--- INFORMATION PROVIDED ---

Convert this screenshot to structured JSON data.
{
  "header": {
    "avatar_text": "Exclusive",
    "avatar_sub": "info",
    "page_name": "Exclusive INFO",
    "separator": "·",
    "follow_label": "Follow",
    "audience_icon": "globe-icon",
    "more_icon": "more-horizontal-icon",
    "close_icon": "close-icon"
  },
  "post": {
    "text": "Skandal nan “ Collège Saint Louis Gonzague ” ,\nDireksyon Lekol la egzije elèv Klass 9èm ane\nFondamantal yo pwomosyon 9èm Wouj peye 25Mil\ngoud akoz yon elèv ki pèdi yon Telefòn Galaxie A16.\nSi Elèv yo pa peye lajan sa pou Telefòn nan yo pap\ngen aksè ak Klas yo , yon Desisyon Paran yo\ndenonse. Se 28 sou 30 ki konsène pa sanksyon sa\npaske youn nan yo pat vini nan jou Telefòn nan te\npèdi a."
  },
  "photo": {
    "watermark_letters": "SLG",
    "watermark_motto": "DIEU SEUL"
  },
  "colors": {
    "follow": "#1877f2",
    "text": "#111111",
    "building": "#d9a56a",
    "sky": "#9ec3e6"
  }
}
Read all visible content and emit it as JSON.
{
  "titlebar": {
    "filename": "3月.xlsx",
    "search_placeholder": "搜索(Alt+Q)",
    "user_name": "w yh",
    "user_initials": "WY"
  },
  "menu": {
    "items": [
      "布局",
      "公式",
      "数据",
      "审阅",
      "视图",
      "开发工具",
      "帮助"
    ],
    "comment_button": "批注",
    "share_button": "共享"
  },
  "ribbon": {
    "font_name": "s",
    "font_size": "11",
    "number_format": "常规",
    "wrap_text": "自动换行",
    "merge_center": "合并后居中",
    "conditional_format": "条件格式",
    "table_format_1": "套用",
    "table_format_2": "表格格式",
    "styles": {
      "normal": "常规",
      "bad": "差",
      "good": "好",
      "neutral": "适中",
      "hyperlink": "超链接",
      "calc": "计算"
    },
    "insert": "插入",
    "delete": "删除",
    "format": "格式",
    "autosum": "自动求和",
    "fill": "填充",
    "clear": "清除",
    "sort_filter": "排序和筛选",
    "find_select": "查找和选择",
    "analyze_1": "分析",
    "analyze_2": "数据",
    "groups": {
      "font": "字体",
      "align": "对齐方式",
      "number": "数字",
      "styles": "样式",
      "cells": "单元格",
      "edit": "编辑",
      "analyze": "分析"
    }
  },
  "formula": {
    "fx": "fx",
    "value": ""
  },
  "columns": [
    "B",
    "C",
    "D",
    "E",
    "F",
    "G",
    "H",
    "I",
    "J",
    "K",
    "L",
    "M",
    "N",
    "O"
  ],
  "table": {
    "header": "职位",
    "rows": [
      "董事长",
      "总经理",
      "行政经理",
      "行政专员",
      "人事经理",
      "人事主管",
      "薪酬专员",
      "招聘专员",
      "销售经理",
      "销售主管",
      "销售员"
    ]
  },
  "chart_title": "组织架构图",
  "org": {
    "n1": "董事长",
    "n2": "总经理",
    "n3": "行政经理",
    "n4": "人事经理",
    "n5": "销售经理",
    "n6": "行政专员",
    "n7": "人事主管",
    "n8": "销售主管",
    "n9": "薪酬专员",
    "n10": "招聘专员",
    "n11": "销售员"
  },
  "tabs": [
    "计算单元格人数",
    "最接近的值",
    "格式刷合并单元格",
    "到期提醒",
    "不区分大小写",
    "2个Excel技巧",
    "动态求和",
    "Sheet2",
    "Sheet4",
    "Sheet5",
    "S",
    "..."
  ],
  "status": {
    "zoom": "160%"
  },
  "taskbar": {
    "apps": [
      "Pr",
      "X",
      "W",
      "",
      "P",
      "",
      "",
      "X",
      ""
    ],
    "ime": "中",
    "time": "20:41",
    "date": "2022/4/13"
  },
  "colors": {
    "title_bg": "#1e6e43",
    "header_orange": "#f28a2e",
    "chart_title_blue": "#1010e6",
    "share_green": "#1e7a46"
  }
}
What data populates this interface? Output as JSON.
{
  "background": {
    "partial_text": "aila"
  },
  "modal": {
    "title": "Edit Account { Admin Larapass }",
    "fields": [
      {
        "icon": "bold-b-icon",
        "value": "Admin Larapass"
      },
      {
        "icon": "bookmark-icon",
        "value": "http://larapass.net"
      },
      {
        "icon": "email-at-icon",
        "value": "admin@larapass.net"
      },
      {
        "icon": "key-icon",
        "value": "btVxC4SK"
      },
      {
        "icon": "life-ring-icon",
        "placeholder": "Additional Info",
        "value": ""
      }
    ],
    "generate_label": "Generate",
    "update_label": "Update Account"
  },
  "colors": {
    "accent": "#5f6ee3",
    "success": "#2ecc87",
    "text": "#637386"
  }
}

---

PROBLEM DESCRIPTION:
Repeat all of the entries exactly.

EXERCISE ANSWER:
Convert this screenshot to structured JSON data.
{
  "header": {
    "avatar_text": "Exclusive",
    "avatar_sub": "info",
    "page_name": "Exclusive INFO",
    "separator": "·",
    "follow_label": "Follow",
    "audience_icon": "globe-icon",
    "more_icon": "more-horizontal-icon",
    "close_icon": "close-icon"
  },
  "post": {
    "text": "Skandal nan “ Collège Saint Louis Gonzague ” ,\nDireksyon Lekol la egzije elèv Klass 9èm ane\nFondamantal yo pwomosyon 9èm Wouj peye 25Mil\ngoud akoz yon elèv ki pèdi yon Telefòn Galaxie A16.\nSi Elèv yo pa peye lajan sa pou Telefòn nan yo pap\ngen aksè ak Klas yo , yon Desisyon Paran yo\ndenonse. Se 28 sou 30 ki konsène pa sanksyon sa\npaske youn nan yo pat vini nan jou Telefòn nan te\npèdi a."
  },
  "photo": {
    "watermark_letters": "SLG",
    "watermark_motto": "DIEU SEUL"
  },
  "colors": {
    "follow": "#1877f2",
    "text": "#111111",
    "building": "#d9a56a",
    "sky": "#9ec3e6"
  }
}
Read all visible content and emit it as JSON.
{
  "titlebar": {
    "filename": "3月.xlsx",
    "search_placeholder": "搜索(Alt+Q)",
    "user_name": "w yh",
    "user_initials": "WY"
  },
  "menu": {
    "items": [
      "布局",
      "公式",
      "数据",
      "审阅",
      "视图",
      "开发工具",
      "帮助"
    ],
    "comment_button": "批注",
    "share_button": "共享"
  },
  "ribbon": {
    "font_name": "s",
    "font_size": "11",
    "number_format": "常规",
    "wrap_text": "自动换行",
    "merge_center": "合并后居中",
    "conditional_format": "条件格式",
    "table_format_1": "套用",
    "table_format_2": "表格格式",
    "styles": {
      "normal": "常规",
      "bad": "差",
      "good": "好",
      "neutral": "适中",
      "hyperlink": "超链接",
      "calc": "计算"
    },
    "insert": "插入",
    "delete": "删除",
    "format": "格式",
    "autosum": "自动求和",
    "fill": "填充",
    "clear": "清除",
    "sort_filter": "排序和筛选",
    "find_select": "查找和选择",
    "analyze_1": "分析",
    "analyze_2": "数据",
    "groups": {
      "font": "字体",
      "align": "对齐方式",
      "number": "数字",
      "styles": "样式",
      "cells": "单元格",
      "edit": "编辑",
      "analyze": "分析"
    }
  },
  "formula": {
    "fx": "fx",
    "value": ""
  },
  "columns": [
    "B",
    "C",
    "D",
    "E",
    "F",
    "G",
    "H",
    "I",
    "J",
    "K",
    "L",
    "M",
    "N",
    "O"
  ],
  "table": {
    "header": "职位",
    "rows": [
      "董事长",
      "总经理",
      "行政经理",
      "行政专员",
      "人事经理",
      "人事主管",
      "薪酬专员",
      "招聘专员",
      "销售经理",
      "销售主管",
      "销售员"
    ]
  },
  "chart_title": "组织架构图",
  "org": {
    "n1": "董事长",
    "n2": "总经理",
    "n3": "行政经理",
    "n4": "人事经理",
    "n5": "销售经理",
    "n6": "行政专员",
    "n7": "人事主管",
    "n8": "销售主管",
    "n9": "薪酬专员",
    "n10": "招聘专员",
    "n11": "销售员"
  },
  "tabs": [
    "计算单元格人数",
    "最接近的值",
    "格式刷合并单元格",
    "到期提醒",
    "不区分大小写",
    "2个Excel技巧",
    "动态求和",
    "Sheet2",
    "Sheet4",
    "Sheet5",
    "S",
    "..."
  ],
  "status": {
    "zoom": "160%"
  },
  "taskbar": {
    "apps": [
      "Pr",
      "X",
      "W",
      "",
      "P",
      "",
      "",
      "X",
      ""
    ],
    "ime": "中",
    "time": "20:41",
    "date": "2022/4/13"
  },
  "colors": {
    "title_bg": "#1e6e43",
    "header_orange": "#f28a2e",
    "chart_title_blue": "#1010e6",
    "share_green": "#1e7a46"
  }
}
What data populates this interface? Output as JSON.
{
  "background": {
    "partial_text": "aila"
  },
  "modal": {
    "title": "Edit Account { Admin Larapass }",
    "fields": [
      {
        "icon": "bold-b-icon",
        "value": "Admin Larapass"
      },
      {
        "icon": "bookmark-icon",
        "value": "http://larapass.net"
      },
      {
        "icon": "email-at-icon",
        "value": "admin@larapass.net"
      },
      {
        "icon": "key-icon",
        "value": "btVxC4SK"
      },
      {
        "icon": "life-ring-icon",
        "placeholder": "Additional Info",
        "value": ""
      }
    ],
    "generate_label": "Generate",
    "update_label": "Update Account"
  },
  "colors": {
    "accent": "#5f6ee3",
    "success": "#2ecc87",
    "text": "#637386"
  }
}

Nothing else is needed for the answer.